## INPUT MATERIAL
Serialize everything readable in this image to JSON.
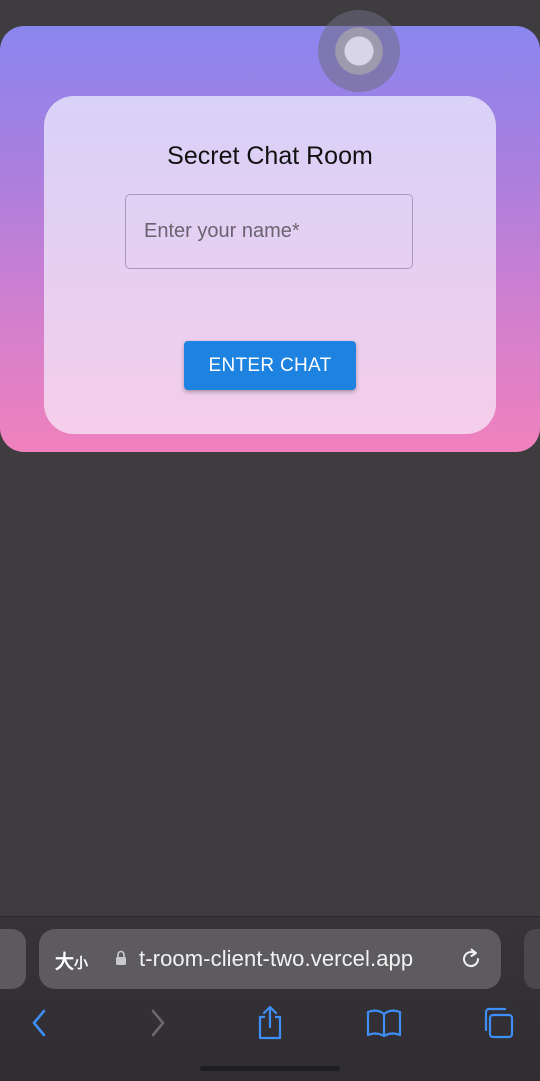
{
  "page": {
    "title": "Secret Chat Room",
    "name_placeholder": "Enter your name*",
    "enter_button_label": "ENTER CHAT"
  },
  "browser": {
    "text_size_label_big": "大",
    "text_size_label_small": "小",
    "url": "t-room-client-two.vercel.app",
    "toolbar": {
      "back_icon": "chevron-left-icon",
      "forward_icon": "chevron-right-icon",
      "share_icon": "share-icon",
      "bookmarks_icon": "book-icon",
      "tabs_icon": "tabs-icon"
    }
  },
  "colors": {
    "accent_blue": "#1e83e0",
    "toolbar_icon_blue": "#3d8ef7",
    "gradient_top": "#8a86ef",
    "gradient_bottom": "#f081bd",
    "background_dark": "#3e3c3f"
  }
}
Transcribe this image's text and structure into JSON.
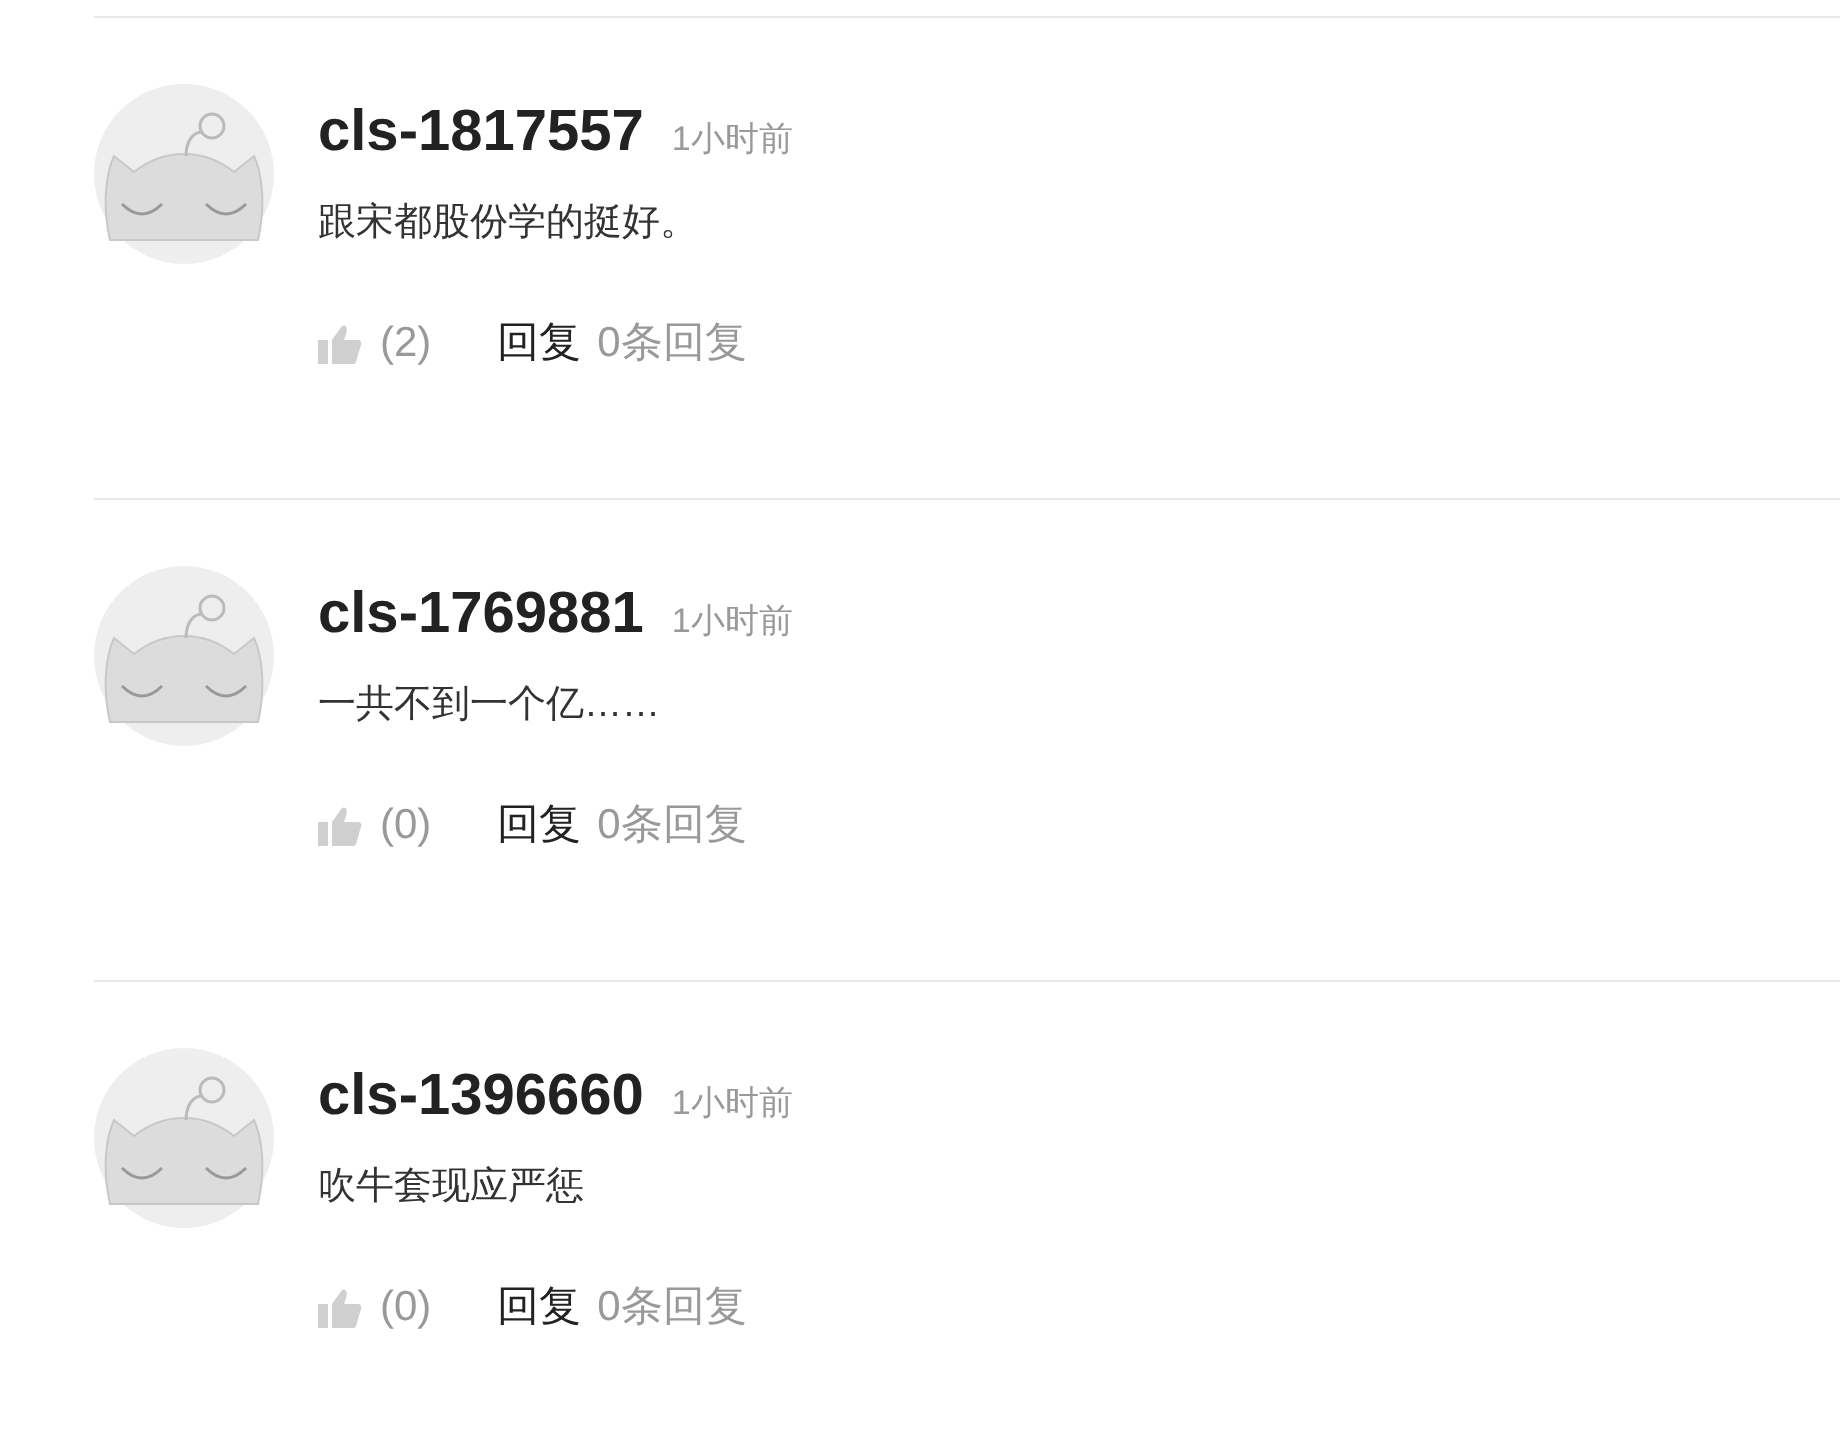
{
  "comments": [
    {
      "user": "cls-1817557",
      "time": "1小时前",
      "text": "跟宋都股份学的挺好。",
      "likes": "(2)",
      "reply": "回复",
      "reply_count": "0条回复"
    },
    {
      "user": "cls-1769881",
      "time": "1小时前",
      "text": "一共不到一个亿……",
      "likes": "(0)",
      "reply": "回复",
      "reply_count": "0条回复"
    },
    {
      "user": "cls-1396660",
      "time": "1小时前",
      "text": "吹牛套现应严惩",
      "likes": "(0)",
      "reply": "回复",
      "reply_count": "0条回复"
    }
  ]
}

## WHAT IS ASKED
Pick out all the lines with the word "user" in them and copy them.

## ANSWER IN FULL
      "user": "cls-1817557",
      "user": "cls-1769881",
      "user": "cls-1396660",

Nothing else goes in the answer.